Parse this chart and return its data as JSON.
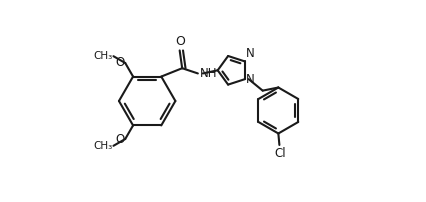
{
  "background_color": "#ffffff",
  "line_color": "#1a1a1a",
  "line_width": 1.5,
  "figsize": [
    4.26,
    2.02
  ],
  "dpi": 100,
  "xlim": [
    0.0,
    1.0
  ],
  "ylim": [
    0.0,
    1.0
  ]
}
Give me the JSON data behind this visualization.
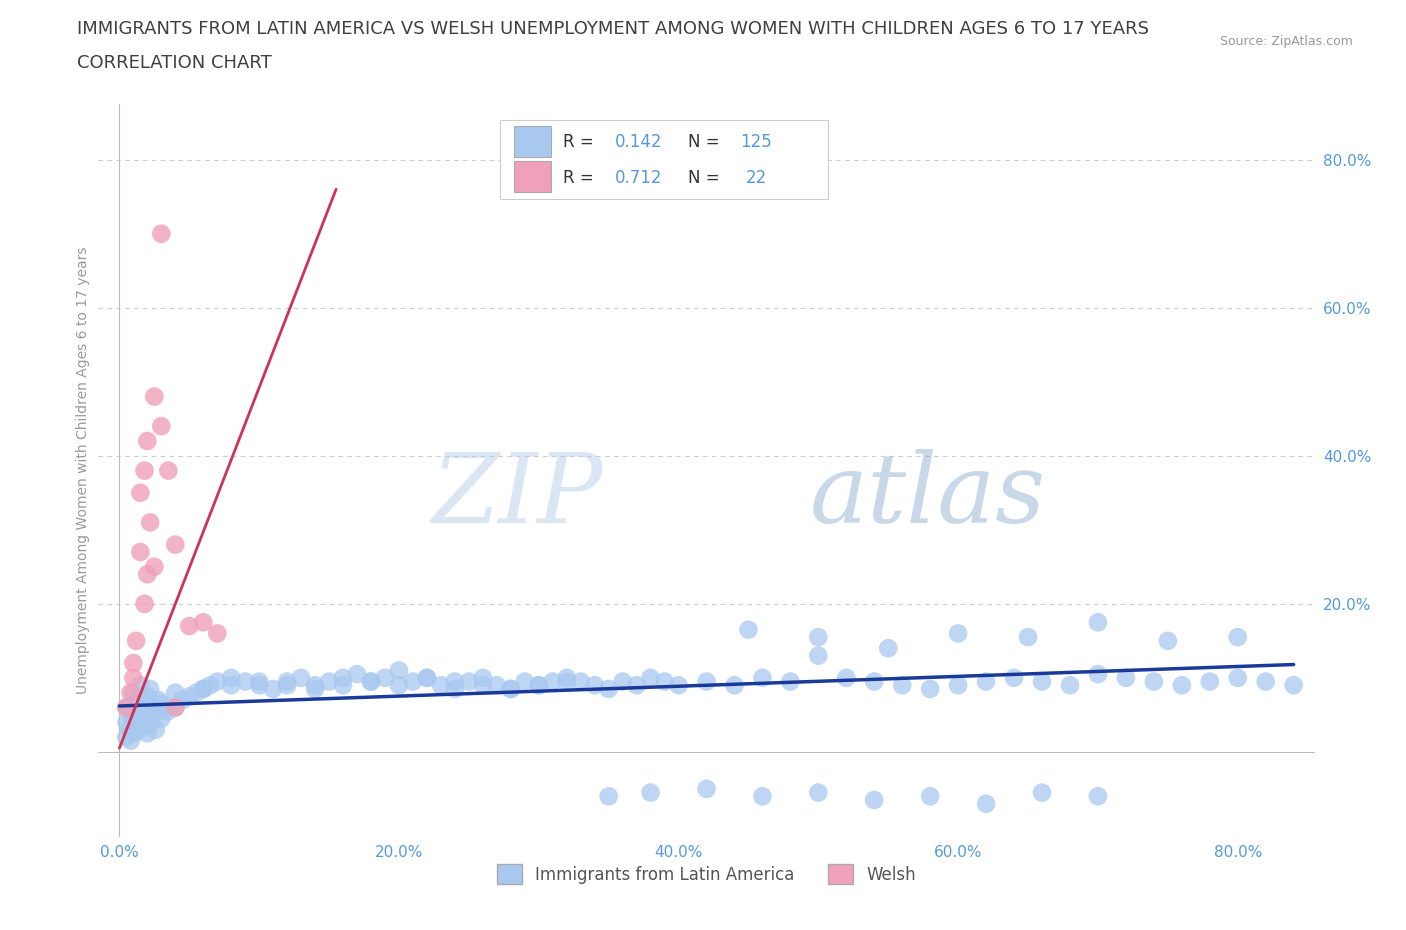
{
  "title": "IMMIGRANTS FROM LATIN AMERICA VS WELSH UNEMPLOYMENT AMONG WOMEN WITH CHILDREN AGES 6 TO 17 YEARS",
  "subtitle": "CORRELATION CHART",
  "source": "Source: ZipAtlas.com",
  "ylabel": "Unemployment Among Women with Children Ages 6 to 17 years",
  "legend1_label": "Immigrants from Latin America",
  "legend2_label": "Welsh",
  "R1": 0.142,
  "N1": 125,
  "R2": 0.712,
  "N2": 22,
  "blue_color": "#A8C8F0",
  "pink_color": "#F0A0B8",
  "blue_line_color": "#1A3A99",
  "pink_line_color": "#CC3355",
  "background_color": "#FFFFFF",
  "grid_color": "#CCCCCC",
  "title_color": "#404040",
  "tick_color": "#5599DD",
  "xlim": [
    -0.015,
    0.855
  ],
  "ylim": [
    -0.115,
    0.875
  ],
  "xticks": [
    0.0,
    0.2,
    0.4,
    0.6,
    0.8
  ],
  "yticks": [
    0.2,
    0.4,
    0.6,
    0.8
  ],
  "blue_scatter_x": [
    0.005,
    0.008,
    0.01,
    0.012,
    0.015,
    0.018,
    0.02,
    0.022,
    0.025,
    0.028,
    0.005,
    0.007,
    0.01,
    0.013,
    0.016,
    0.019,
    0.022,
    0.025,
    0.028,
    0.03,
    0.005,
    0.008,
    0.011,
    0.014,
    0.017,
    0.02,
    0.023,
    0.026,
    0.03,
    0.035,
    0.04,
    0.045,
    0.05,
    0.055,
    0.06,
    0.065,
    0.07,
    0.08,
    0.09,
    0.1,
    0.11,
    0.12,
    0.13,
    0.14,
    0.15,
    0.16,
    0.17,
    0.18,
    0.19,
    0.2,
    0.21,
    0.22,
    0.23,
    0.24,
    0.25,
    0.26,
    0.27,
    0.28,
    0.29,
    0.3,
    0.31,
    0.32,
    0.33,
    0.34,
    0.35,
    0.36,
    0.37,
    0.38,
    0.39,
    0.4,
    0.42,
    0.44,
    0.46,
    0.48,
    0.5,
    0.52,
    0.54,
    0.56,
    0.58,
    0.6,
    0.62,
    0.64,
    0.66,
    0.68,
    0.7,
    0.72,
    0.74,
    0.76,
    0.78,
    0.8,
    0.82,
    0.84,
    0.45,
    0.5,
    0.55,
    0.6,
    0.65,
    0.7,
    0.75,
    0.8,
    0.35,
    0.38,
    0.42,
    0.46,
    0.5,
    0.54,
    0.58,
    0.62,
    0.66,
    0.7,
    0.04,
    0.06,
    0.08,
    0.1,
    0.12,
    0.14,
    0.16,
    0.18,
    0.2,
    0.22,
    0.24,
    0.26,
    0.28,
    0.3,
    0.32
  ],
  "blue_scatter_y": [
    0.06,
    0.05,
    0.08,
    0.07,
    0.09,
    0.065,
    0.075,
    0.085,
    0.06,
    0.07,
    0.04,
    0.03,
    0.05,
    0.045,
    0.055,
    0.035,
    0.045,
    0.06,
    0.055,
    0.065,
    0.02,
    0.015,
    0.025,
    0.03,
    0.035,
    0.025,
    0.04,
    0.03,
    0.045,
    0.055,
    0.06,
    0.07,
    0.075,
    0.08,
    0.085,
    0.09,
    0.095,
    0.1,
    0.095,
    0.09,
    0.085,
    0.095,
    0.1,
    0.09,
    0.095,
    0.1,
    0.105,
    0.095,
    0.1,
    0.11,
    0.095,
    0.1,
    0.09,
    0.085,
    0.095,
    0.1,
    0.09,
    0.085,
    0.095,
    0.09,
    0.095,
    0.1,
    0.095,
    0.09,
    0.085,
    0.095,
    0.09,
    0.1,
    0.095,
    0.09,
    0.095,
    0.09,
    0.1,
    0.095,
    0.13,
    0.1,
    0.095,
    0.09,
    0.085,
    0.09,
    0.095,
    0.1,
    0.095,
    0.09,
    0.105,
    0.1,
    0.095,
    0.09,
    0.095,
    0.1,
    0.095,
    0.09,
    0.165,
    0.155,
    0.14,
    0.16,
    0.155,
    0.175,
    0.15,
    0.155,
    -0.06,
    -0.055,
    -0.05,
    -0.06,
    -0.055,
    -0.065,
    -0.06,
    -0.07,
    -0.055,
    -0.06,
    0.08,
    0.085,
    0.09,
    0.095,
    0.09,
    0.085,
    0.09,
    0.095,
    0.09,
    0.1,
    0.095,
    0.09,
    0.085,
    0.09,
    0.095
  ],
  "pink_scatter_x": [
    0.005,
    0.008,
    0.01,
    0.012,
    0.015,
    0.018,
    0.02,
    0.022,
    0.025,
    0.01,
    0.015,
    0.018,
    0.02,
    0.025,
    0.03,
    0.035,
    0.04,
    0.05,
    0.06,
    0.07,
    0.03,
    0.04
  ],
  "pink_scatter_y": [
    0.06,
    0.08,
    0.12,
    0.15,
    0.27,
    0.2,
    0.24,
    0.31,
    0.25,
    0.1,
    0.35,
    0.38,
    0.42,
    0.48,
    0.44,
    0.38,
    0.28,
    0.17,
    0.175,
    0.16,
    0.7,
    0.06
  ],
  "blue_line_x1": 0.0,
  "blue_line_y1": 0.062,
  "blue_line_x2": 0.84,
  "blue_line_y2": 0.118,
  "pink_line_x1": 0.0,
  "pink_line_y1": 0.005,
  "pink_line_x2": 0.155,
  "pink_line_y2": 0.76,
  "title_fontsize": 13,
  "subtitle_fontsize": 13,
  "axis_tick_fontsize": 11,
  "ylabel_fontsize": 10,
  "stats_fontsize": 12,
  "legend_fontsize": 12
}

---

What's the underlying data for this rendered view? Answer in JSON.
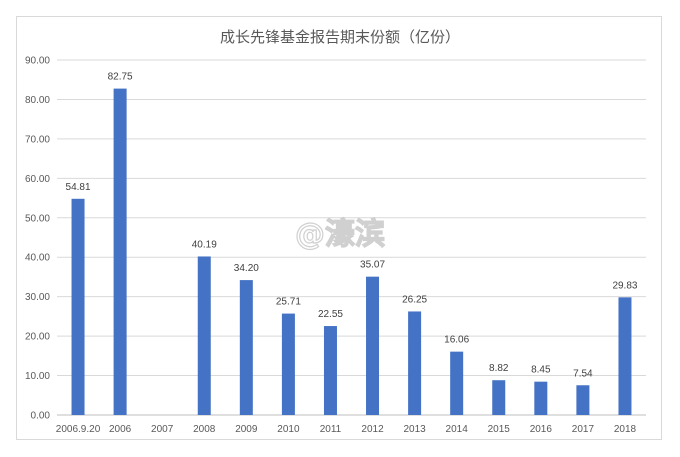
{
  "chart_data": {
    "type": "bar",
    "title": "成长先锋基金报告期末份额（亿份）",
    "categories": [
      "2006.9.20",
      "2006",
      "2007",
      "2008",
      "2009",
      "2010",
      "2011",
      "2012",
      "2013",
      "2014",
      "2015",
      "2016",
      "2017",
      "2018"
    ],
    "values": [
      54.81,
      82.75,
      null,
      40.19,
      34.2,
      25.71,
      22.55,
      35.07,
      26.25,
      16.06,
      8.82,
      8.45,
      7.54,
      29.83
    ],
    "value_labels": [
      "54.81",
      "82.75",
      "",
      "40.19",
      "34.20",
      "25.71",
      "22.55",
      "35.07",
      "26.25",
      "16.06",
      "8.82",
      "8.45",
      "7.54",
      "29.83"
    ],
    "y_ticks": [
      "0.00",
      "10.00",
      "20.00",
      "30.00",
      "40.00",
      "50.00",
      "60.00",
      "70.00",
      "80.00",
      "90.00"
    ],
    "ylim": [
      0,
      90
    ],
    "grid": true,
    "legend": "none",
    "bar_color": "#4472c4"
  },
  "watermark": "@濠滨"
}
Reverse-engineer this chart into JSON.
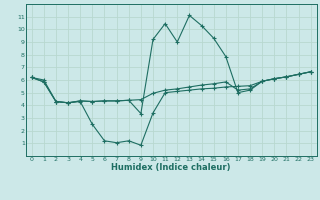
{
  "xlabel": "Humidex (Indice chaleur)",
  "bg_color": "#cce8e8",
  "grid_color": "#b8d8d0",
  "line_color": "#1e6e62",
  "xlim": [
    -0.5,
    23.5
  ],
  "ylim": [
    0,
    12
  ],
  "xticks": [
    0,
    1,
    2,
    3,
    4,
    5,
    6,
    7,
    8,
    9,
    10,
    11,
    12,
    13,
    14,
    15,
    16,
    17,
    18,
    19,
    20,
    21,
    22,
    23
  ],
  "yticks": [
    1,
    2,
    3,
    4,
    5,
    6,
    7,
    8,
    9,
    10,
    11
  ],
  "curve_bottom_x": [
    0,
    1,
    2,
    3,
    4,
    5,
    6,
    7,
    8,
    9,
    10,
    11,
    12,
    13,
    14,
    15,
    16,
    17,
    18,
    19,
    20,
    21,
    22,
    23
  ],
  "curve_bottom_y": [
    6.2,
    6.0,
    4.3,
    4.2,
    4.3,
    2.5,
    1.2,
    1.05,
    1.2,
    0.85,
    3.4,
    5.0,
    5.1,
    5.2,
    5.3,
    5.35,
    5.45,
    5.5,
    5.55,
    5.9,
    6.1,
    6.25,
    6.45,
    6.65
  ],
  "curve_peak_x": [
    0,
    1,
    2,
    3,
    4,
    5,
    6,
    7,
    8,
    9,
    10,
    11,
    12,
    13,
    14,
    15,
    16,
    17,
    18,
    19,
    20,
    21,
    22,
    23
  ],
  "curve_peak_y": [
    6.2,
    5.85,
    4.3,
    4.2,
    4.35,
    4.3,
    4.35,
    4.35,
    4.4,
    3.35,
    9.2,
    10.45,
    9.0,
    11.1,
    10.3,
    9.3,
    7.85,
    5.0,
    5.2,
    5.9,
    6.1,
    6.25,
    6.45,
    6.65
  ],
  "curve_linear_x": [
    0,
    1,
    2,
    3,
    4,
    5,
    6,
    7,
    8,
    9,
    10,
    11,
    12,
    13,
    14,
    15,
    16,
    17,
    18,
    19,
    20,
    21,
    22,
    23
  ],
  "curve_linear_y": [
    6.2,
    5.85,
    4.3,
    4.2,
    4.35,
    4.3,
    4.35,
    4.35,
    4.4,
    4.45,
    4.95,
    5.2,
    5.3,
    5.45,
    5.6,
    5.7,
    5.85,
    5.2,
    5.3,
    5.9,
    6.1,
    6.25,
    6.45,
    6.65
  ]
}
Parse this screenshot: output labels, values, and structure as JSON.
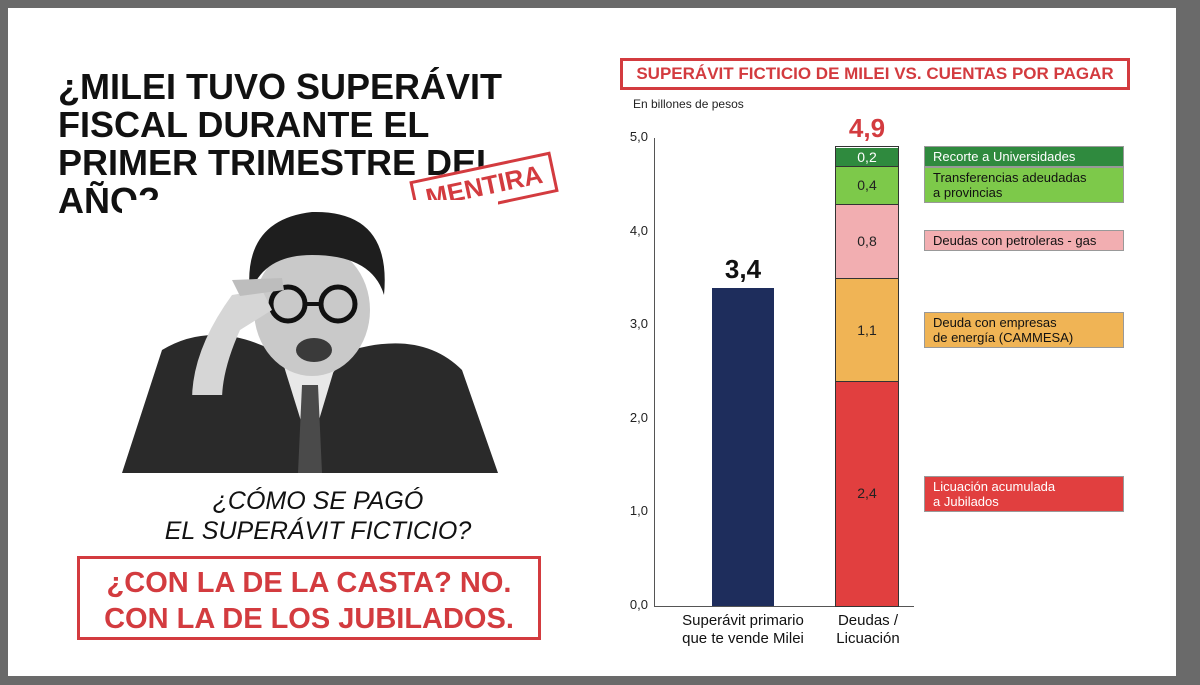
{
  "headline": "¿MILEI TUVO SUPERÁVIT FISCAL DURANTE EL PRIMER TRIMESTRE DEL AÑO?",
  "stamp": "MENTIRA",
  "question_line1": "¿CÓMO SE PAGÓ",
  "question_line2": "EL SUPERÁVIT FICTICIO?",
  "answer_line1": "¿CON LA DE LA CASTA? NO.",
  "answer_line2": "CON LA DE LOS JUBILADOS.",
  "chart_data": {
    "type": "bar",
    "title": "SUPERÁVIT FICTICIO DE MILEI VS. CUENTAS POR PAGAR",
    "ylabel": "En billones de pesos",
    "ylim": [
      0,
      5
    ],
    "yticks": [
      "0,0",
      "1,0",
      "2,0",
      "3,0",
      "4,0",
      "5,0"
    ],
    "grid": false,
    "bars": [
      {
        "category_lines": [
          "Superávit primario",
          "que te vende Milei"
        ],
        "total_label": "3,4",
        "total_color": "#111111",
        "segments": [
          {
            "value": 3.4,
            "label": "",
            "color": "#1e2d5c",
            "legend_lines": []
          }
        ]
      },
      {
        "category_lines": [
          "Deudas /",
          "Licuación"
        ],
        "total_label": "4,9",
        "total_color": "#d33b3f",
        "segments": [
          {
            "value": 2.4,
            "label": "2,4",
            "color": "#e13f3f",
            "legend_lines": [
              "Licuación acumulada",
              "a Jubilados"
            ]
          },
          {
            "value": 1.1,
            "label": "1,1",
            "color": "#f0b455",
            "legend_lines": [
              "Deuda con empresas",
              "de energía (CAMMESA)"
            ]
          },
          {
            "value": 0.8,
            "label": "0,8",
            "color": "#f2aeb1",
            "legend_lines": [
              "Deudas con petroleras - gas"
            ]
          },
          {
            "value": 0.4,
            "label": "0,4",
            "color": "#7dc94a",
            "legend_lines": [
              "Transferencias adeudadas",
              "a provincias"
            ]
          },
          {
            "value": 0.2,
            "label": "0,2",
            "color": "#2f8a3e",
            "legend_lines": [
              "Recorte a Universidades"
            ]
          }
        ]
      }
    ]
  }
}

==

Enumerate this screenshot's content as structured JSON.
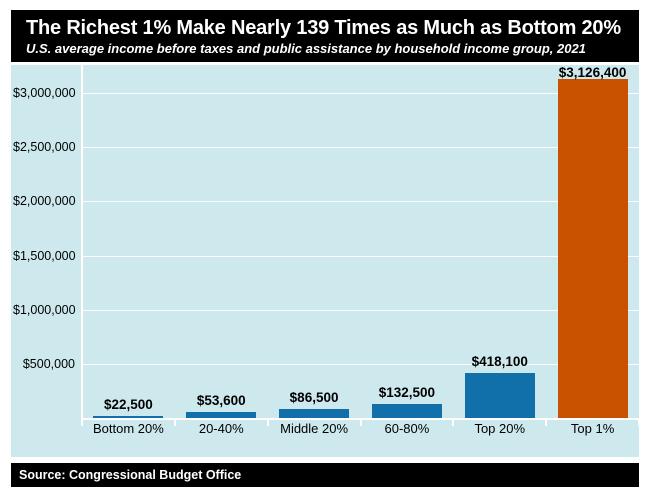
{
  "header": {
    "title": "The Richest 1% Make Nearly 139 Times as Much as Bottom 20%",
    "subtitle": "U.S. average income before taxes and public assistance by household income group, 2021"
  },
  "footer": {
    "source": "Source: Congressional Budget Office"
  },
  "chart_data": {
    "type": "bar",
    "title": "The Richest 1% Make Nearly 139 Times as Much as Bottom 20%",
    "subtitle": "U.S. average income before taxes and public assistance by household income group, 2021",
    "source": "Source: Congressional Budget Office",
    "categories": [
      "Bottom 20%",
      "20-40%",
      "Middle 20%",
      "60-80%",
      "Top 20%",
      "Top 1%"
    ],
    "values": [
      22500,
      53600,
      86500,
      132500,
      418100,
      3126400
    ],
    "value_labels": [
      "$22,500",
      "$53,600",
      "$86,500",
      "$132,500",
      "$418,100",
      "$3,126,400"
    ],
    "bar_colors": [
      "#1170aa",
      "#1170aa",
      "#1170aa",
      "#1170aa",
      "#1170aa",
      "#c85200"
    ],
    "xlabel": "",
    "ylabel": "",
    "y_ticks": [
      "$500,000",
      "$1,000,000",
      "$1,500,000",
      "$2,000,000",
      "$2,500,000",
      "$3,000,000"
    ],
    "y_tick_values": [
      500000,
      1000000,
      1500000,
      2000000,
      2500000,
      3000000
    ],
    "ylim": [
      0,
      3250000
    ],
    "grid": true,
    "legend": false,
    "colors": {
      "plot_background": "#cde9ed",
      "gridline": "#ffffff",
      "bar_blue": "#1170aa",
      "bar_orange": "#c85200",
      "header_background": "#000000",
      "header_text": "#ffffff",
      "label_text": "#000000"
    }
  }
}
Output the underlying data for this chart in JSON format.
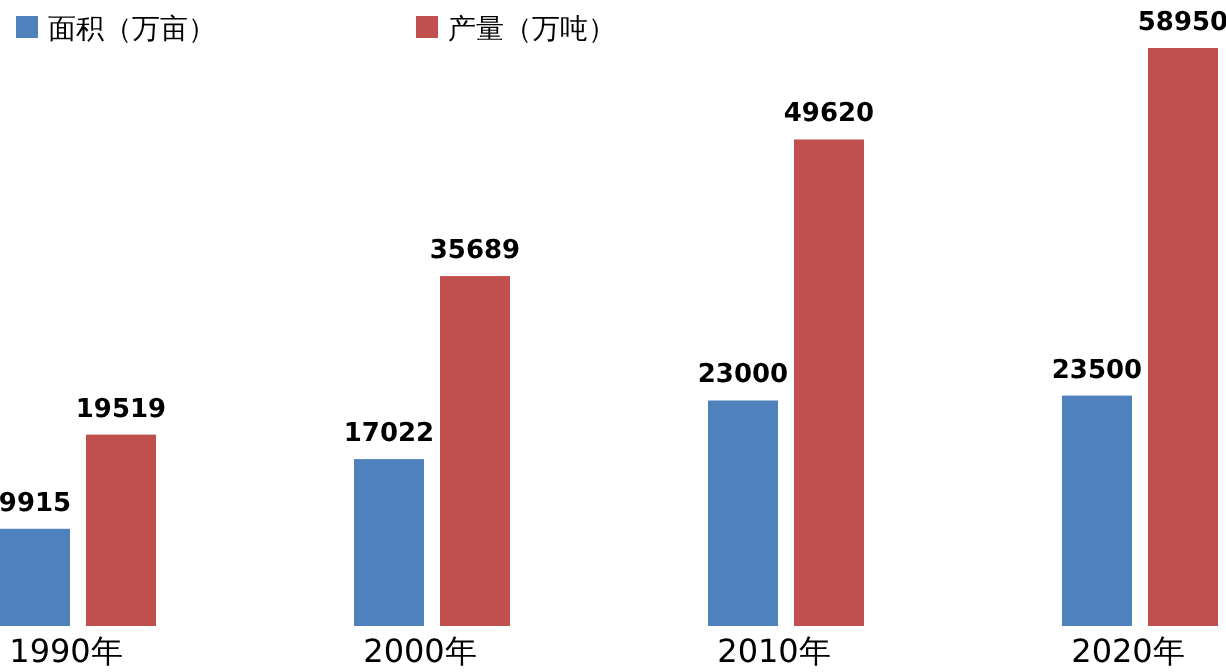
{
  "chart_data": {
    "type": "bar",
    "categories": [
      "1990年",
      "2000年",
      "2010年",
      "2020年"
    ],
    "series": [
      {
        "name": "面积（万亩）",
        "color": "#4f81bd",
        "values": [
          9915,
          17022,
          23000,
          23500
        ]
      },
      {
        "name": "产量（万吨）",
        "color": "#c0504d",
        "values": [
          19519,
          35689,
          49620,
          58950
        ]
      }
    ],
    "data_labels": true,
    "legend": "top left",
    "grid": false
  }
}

= Task description =
Which lines of the material contain the string "screenshot"? List each of them.

= Exercise answer =
Parse this screenshot: output labels, values, and structure as JSON.
Enumerate this screenshot's content as structured JSON.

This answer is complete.